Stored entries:
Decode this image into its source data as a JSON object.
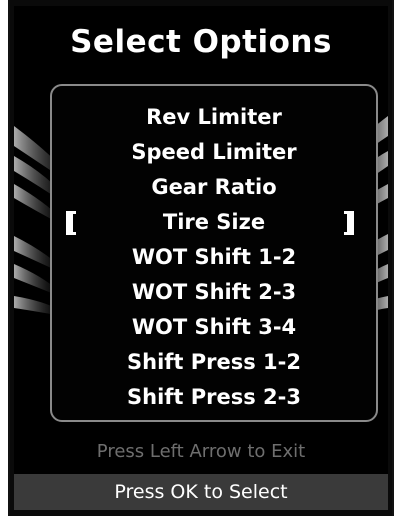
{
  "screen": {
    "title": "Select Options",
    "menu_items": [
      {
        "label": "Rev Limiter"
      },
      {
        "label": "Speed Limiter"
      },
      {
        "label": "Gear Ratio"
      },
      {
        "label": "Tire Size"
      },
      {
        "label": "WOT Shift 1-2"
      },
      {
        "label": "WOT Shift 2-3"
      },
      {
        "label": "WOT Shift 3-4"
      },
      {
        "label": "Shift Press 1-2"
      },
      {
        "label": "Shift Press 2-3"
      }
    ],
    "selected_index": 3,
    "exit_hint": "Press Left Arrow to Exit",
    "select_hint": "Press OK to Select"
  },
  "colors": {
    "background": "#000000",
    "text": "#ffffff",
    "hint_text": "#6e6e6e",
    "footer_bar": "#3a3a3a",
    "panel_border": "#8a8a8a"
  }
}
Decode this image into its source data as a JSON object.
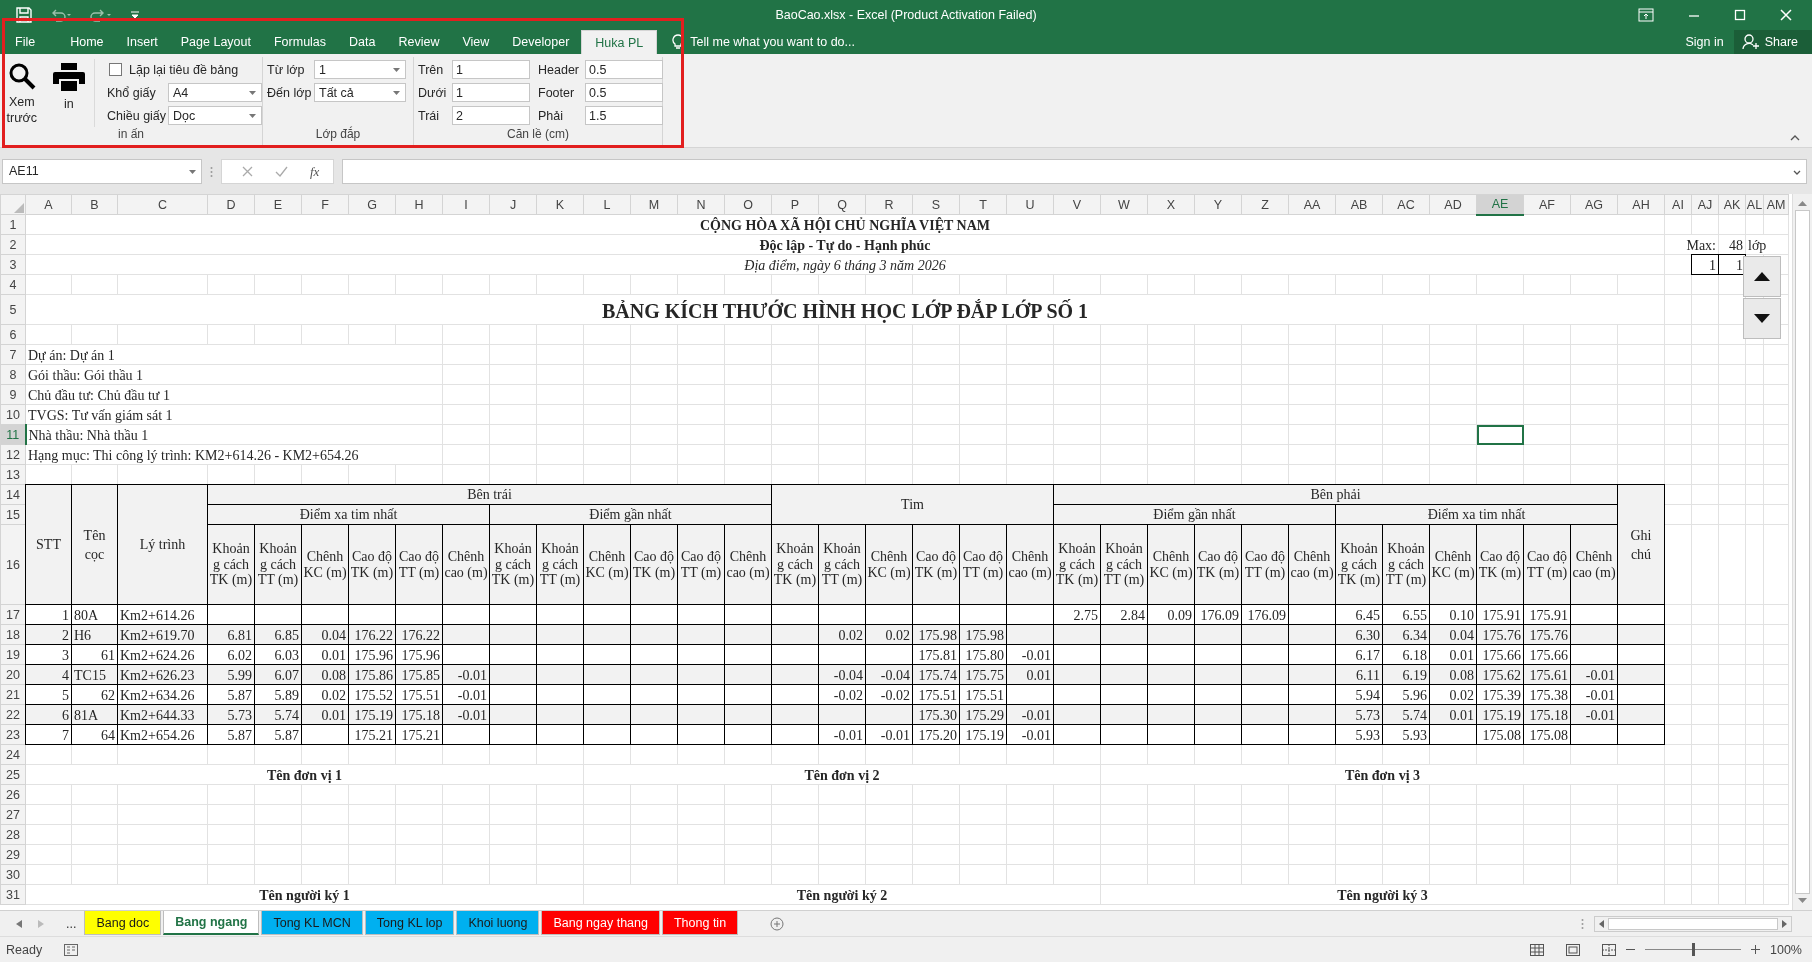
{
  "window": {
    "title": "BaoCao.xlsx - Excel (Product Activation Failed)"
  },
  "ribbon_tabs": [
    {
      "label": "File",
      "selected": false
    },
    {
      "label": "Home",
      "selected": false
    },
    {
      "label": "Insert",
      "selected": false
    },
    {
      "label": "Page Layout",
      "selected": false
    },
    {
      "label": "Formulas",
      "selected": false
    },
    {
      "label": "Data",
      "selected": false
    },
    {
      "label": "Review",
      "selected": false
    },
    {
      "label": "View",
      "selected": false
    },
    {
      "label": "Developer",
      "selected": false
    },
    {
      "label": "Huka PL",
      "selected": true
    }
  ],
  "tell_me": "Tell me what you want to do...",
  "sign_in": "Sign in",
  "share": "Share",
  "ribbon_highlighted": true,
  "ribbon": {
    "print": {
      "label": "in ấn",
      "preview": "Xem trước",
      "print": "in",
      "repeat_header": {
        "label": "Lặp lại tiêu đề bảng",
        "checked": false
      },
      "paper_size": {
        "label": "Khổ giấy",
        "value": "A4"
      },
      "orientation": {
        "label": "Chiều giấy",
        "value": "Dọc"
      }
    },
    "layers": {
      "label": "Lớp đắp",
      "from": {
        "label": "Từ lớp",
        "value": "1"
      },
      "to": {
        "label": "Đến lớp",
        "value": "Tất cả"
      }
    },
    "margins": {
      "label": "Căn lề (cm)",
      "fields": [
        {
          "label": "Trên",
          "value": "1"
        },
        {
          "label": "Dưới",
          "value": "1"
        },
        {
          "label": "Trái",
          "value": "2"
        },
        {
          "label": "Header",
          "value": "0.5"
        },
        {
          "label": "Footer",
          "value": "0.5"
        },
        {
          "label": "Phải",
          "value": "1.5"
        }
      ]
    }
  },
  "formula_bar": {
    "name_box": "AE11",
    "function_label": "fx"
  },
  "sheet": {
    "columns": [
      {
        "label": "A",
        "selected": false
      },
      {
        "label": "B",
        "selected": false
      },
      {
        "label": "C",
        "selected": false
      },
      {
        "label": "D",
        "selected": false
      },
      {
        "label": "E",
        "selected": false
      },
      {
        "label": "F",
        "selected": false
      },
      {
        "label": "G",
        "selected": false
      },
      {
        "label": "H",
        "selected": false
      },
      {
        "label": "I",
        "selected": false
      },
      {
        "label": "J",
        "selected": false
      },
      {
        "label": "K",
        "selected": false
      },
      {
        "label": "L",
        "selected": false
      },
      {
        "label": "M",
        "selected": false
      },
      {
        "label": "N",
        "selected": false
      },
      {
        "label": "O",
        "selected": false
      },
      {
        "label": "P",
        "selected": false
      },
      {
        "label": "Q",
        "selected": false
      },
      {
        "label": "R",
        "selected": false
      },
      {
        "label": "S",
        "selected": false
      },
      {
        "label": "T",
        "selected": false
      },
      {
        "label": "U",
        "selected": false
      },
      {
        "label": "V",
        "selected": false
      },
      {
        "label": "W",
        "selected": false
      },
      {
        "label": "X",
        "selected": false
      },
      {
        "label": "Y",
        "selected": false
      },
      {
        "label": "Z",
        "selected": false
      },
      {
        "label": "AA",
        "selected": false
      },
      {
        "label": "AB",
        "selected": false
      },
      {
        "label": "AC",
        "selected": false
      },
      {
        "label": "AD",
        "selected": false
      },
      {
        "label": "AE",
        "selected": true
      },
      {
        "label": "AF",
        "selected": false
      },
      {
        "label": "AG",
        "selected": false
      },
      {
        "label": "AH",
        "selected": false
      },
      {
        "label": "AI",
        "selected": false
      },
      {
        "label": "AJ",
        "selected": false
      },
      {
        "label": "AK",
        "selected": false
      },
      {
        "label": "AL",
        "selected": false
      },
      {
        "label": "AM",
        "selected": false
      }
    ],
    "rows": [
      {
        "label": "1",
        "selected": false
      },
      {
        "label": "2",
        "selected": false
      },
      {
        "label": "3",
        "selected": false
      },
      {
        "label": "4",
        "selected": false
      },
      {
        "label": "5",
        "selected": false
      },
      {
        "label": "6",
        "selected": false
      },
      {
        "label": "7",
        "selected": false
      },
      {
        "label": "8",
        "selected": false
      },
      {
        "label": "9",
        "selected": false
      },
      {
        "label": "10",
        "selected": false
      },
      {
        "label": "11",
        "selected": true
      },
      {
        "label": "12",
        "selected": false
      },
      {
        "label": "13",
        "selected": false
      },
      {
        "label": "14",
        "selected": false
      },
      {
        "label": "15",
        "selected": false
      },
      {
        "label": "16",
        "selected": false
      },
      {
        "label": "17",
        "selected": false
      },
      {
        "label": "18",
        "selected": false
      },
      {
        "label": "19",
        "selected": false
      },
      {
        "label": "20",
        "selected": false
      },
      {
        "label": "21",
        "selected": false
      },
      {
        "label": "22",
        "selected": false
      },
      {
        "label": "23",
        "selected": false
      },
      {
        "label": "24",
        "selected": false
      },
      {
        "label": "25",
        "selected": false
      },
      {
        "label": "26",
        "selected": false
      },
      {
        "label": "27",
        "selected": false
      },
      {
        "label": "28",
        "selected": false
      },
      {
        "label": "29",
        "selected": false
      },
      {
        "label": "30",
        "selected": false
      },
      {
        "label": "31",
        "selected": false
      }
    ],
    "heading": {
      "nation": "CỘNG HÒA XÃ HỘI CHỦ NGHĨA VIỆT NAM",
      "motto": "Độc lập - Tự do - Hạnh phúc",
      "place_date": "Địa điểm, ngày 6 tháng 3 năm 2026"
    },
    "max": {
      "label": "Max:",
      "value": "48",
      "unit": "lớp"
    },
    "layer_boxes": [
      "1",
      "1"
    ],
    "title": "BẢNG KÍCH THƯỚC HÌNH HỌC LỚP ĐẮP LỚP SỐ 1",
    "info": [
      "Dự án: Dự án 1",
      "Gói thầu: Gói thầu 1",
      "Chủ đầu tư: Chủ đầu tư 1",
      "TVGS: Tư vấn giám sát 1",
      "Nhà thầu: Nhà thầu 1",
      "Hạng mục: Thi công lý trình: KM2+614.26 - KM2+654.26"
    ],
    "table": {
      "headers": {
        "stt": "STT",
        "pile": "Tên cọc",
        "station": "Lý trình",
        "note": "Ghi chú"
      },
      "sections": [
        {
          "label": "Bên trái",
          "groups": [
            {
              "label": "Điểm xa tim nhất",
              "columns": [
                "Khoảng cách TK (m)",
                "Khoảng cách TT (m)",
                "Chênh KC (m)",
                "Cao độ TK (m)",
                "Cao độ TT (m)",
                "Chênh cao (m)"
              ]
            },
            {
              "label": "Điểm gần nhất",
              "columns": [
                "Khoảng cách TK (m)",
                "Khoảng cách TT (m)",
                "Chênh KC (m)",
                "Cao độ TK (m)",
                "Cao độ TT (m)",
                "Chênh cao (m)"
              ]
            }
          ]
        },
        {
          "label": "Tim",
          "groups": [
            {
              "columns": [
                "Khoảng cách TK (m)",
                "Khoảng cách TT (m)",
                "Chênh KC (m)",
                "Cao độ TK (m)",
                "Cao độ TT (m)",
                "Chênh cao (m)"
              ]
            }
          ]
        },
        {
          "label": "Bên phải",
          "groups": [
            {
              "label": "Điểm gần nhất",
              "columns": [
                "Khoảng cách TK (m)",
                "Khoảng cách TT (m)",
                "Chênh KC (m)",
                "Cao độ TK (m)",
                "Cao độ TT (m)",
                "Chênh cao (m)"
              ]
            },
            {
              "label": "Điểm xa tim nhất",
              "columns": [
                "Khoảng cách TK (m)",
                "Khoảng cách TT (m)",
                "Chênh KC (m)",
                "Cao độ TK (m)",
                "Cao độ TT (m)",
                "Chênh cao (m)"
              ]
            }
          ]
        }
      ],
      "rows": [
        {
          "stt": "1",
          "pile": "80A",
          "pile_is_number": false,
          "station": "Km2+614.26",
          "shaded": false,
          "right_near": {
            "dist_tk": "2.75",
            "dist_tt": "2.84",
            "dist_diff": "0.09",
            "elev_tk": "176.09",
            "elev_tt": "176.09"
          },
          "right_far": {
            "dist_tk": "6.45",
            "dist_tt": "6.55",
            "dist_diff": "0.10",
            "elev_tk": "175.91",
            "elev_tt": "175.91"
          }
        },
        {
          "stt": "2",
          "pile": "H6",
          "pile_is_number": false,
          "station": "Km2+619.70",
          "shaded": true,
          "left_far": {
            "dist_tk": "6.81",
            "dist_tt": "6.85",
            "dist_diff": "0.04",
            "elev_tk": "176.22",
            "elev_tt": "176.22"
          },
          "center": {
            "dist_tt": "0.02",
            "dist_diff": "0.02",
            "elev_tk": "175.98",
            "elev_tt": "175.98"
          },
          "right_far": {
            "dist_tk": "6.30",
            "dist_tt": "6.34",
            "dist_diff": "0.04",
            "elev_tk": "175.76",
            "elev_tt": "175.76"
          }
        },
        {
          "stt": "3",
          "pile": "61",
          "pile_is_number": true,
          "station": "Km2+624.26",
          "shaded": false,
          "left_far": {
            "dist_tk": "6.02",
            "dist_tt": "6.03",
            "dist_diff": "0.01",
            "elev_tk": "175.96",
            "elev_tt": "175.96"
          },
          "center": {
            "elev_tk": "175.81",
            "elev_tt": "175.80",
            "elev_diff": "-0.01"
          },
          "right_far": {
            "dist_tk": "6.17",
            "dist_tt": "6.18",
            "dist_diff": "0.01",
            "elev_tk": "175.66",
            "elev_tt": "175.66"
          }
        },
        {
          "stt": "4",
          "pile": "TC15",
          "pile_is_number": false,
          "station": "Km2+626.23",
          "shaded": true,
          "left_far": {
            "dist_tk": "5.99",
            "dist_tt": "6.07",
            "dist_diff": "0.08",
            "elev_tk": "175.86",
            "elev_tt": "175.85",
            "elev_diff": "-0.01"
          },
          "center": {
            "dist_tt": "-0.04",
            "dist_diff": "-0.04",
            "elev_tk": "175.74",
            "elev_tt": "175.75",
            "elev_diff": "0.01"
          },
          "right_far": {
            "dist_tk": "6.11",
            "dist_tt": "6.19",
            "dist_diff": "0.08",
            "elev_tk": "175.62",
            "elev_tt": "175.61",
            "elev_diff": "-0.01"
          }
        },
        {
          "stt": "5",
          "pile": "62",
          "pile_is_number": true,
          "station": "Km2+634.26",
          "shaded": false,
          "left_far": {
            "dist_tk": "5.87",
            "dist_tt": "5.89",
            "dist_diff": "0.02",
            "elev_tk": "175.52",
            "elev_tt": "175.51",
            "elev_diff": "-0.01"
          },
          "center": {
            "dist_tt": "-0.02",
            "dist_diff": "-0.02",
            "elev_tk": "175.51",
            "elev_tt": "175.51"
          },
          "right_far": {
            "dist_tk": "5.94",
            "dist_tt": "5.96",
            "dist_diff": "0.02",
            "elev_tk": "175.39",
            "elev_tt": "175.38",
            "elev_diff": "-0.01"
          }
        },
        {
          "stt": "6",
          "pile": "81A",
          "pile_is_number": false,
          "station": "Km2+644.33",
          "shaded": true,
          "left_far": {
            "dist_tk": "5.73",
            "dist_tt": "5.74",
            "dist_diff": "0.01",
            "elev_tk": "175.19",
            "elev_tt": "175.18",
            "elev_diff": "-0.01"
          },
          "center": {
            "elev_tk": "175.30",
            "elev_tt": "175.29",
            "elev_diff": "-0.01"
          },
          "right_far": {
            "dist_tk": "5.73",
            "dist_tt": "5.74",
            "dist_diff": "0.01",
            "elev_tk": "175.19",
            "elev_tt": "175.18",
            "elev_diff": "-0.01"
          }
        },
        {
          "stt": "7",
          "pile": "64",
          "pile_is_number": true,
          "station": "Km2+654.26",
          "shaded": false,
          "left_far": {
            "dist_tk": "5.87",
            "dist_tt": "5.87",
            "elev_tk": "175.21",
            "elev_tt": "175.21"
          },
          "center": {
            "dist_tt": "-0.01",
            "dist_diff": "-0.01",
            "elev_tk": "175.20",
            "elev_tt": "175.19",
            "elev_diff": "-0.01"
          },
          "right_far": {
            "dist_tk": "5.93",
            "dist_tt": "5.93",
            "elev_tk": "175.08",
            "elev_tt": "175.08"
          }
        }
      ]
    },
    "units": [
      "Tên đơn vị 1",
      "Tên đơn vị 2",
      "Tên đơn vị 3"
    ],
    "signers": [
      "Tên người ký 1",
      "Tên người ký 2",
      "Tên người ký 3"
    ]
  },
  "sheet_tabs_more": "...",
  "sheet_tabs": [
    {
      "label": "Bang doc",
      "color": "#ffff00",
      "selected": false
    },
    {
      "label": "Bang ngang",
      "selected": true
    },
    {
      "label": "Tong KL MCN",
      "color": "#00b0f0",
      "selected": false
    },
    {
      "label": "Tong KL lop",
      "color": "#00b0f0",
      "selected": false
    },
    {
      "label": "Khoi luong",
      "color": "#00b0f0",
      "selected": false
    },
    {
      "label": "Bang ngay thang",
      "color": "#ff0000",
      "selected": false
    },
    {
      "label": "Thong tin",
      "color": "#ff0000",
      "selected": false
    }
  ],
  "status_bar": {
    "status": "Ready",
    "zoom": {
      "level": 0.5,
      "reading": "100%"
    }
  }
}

WRITTEN TASK:
Identify all lines in the records above with the word "Shift".

TASK ANSWER:
        "label": "WOT Shift 1-2"
        "label": "WOT Shift 2-3"
        "label": "WOT Shift 3-4"
        "label": "Shift Press 1-2"
        "label": "Shift Press 2-3"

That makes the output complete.